Exercise instructions »
Give, as a bare number, the count of lines that contain the word "this".

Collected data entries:
○ ○ ○ ○

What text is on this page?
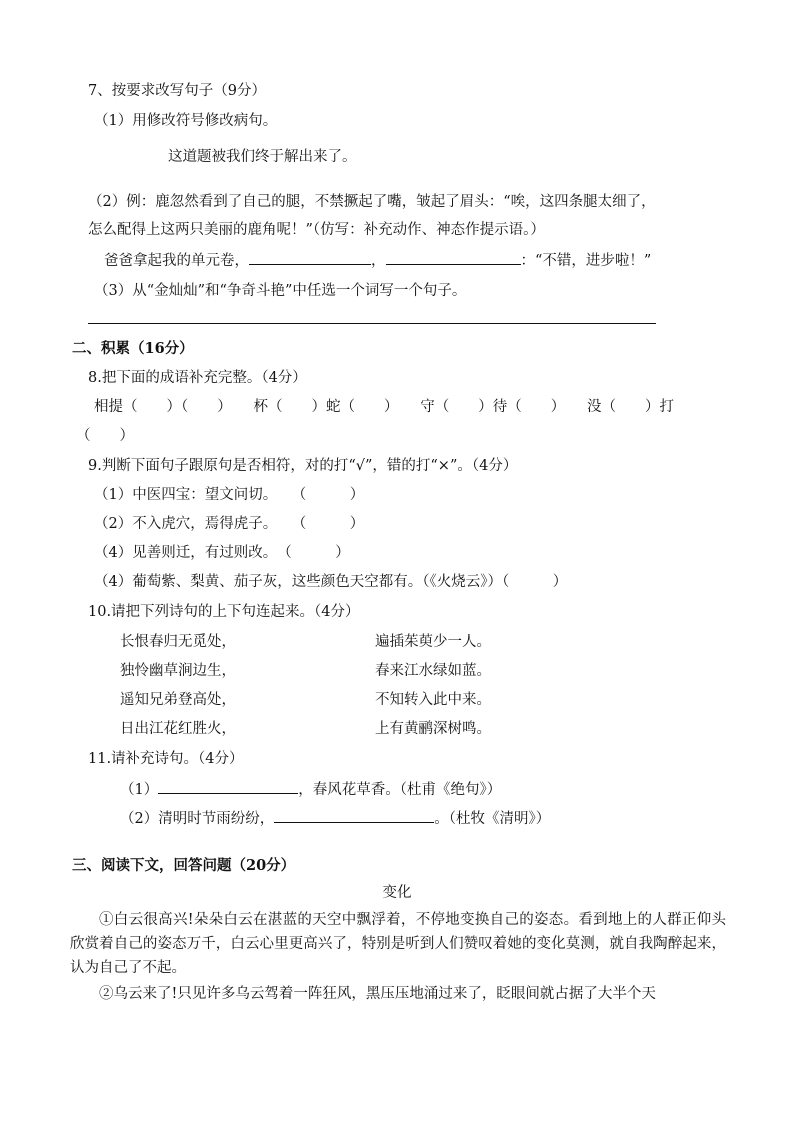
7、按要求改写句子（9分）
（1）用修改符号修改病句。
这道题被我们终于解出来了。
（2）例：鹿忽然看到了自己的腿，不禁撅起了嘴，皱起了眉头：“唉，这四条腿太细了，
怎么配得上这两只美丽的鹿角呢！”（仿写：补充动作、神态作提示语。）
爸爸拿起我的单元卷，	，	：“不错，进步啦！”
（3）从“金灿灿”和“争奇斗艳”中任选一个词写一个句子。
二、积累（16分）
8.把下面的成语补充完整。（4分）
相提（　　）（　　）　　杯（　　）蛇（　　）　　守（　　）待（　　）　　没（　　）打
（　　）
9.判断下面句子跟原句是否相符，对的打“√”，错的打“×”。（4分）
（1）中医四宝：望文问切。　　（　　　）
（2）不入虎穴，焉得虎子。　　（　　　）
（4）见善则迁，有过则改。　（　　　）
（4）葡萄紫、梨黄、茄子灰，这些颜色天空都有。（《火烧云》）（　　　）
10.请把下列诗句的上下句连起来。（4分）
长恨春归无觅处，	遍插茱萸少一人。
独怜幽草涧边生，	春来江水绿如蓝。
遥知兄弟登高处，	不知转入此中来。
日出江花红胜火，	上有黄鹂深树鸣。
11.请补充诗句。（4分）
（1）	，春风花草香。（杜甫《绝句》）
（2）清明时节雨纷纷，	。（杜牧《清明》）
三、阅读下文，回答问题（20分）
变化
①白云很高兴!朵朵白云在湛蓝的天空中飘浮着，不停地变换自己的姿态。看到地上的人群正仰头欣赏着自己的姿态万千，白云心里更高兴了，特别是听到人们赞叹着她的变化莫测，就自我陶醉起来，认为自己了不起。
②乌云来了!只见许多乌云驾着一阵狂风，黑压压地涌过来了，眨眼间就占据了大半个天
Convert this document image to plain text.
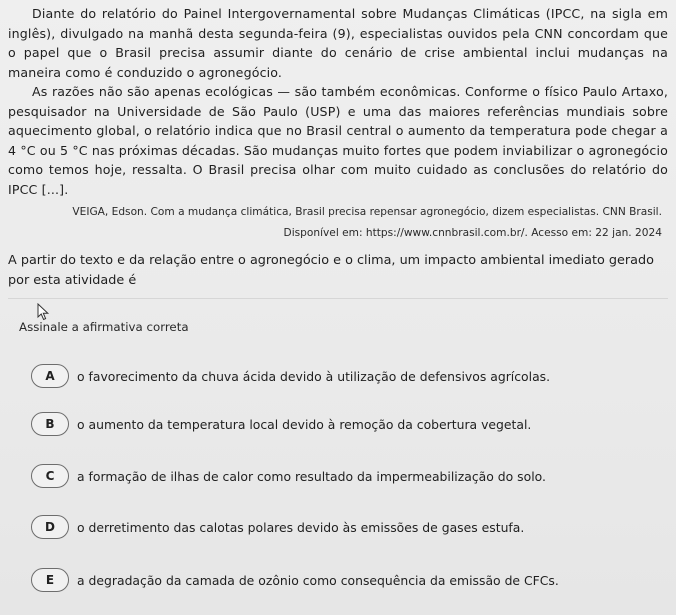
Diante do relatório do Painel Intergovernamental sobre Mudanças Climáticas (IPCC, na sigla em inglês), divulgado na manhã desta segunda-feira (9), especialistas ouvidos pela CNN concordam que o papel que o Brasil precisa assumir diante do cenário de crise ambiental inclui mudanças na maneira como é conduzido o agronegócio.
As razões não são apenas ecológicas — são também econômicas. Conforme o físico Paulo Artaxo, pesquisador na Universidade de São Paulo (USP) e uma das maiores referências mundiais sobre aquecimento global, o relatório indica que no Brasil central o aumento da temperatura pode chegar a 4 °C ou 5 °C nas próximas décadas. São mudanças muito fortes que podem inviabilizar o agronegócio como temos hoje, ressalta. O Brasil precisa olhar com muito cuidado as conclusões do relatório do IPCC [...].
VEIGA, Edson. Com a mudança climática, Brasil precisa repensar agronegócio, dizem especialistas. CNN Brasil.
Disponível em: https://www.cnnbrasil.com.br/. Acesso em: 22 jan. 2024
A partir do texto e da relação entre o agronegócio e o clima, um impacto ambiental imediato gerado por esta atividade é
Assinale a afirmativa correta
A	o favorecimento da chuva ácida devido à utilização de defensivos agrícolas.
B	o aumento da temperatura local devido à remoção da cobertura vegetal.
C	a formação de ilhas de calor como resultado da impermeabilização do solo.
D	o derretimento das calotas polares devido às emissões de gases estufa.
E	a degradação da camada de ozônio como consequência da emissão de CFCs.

○ ○ ○ ○

Written answer »
2